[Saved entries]
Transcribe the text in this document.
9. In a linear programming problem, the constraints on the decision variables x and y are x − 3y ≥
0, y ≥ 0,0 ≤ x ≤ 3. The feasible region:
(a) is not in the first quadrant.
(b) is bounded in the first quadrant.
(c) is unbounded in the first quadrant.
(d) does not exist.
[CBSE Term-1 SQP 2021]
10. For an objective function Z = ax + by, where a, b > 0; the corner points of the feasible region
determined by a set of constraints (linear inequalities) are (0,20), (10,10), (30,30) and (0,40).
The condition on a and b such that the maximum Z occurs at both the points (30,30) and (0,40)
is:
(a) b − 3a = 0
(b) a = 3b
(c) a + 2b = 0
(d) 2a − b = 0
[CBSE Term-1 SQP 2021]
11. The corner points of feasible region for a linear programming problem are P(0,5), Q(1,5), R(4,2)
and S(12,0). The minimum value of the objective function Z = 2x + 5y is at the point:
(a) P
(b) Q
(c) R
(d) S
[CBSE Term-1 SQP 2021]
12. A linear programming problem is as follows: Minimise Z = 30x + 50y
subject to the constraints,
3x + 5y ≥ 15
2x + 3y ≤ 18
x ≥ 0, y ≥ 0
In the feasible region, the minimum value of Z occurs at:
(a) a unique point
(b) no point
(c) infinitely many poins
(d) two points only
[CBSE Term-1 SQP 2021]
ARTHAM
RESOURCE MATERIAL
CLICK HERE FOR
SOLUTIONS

*STATED TASK*:
Gather all lines of the records that include the word "region".

*ANSWER TO THE EXERCISE*:
0, y ≥ 0,0 ≤ x ≤ 3. The feasible region:
10. For an objective function Z = ax + by, where a, b > 0; the corner points of the feasible region
11. The corner points of feasible region for a linear programming problem are P(0,5), Q(1,5), R(4,2)
In the feasible region, the minimum value of Z occurs at:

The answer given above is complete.